Locate each line below that includes "wings" and reproduce it.
--------------------------------
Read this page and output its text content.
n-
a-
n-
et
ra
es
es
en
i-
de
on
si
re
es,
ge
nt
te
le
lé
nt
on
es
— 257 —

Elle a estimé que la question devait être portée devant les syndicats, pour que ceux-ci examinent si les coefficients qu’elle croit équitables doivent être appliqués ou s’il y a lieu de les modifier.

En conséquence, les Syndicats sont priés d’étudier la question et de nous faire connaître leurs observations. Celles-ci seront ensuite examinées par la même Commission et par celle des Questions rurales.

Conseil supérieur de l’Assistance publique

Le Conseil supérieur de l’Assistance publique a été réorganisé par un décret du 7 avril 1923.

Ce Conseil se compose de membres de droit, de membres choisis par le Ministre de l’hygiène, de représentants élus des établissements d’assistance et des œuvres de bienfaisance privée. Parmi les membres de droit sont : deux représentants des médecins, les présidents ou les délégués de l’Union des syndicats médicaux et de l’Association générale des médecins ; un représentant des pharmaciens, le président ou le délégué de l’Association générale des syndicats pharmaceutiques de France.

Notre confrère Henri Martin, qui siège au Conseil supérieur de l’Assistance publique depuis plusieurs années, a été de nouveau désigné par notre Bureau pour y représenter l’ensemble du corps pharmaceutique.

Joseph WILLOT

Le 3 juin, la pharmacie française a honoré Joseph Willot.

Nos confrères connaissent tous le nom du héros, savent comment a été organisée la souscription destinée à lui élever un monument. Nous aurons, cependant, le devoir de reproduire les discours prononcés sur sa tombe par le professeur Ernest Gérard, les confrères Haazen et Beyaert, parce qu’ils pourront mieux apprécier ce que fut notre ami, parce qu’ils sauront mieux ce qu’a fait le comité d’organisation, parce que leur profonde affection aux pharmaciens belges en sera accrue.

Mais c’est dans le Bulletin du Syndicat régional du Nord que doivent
--------------------------------
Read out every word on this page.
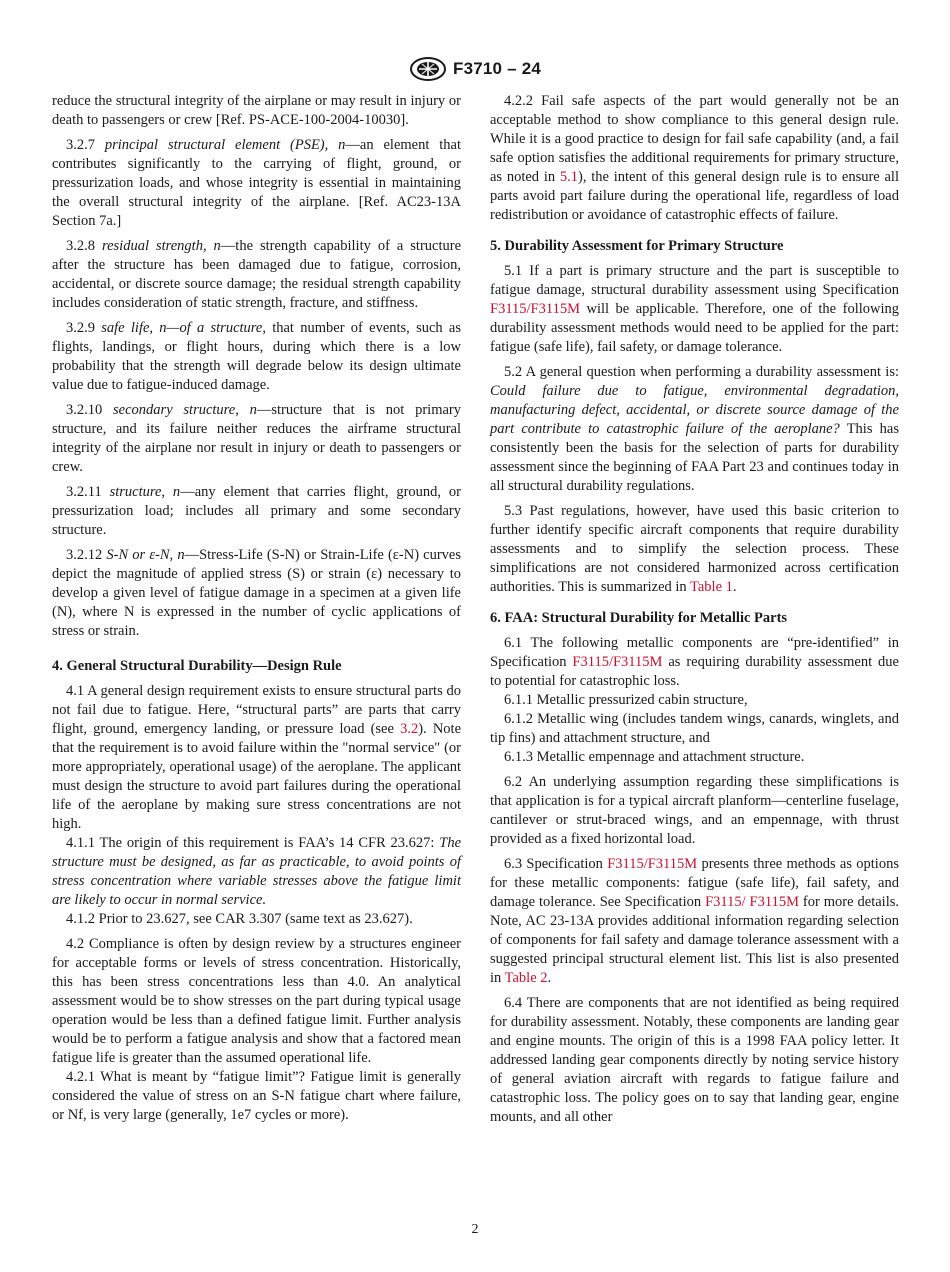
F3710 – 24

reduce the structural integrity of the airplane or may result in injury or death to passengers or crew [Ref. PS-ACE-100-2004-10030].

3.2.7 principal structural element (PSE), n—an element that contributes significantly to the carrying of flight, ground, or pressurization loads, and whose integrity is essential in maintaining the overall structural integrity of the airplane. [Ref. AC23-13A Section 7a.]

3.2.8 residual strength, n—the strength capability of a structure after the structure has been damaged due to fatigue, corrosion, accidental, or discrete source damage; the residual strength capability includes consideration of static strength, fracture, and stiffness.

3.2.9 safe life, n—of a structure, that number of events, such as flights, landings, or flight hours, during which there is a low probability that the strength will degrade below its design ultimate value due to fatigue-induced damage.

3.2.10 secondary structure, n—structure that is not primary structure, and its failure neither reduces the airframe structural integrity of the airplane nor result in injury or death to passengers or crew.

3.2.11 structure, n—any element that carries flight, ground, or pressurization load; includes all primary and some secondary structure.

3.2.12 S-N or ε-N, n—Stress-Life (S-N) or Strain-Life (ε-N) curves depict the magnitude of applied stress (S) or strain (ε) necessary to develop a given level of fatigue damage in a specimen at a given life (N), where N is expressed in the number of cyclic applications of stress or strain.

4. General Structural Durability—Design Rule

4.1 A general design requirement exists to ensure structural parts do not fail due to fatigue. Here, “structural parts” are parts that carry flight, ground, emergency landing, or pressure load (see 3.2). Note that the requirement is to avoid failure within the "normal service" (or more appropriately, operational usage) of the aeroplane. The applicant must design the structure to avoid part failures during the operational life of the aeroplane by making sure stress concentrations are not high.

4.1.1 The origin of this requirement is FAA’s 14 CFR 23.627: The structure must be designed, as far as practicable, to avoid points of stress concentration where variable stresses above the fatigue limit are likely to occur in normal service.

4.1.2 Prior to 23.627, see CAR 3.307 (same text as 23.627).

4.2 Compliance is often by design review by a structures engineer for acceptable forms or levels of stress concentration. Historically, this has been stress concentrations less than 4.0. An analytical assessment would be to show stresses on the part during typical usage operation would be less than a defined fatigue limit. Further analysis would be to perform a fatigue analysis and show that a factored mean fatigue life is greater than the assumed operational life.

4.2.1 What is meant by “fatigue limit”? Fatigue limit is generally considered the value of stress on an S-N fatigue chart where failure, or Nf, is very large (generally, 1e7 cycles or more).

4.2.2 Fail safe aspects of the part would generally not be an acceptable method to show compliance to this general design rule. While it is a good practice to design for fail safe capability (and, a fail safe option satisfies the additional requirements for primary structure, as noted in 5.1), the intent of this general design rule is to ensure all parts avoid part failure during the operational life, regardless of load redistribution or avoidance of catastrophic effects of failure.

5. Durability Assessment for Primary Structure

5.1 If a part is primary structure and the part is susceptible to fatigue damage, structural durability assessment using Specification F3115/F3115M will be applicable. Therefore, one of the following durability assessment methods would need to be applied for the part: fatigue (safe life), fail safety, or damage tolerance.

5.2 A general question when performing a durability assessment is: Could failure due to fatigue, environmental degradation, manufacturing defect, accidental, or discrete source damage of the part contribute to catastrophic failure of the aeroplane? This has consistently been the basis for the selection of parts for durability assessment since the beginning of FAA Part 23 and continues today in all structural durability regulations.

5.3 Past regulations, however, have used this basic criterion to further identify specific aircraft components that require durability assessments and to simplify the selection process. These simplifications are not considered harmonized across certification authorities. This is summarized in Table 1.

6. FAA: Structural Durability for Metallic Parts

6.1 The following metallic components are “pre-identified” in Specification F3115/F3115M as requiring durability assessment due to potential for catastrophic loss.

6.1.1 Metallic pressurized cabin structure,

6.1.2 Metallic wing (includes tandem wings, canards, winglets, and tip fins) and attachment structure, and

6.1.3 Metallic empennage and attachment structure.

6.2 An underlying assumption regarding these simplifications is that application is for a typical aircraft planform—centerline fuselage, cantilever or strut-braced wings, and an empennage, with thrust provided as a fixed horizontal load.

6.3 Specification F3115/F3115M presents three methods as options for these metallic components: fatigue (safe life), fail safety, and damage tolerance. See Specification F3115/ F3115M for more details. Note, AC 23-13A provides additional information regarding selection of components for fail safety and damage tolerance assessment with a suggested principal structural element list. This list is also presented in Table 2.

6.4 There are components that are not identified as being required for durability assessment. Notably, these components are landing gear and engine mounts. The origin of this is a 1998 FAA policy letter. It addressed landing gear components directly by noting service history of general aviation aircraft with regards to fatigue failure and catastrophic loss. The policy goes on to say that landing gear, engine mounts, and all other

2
--------------------------------
▶ **Answer to this exercise**:
6.1.2 Metallic wing (includes tandem wings, canards, winglets, and tip fins) and attachment structure, and
6.2 An underlying assumption regarding these simplifications is that application is for a typical aircraft planform—centerline fuselage, cantilever or strut-braced wings, and an empennage, with thrust provided as a fixed horizontal load.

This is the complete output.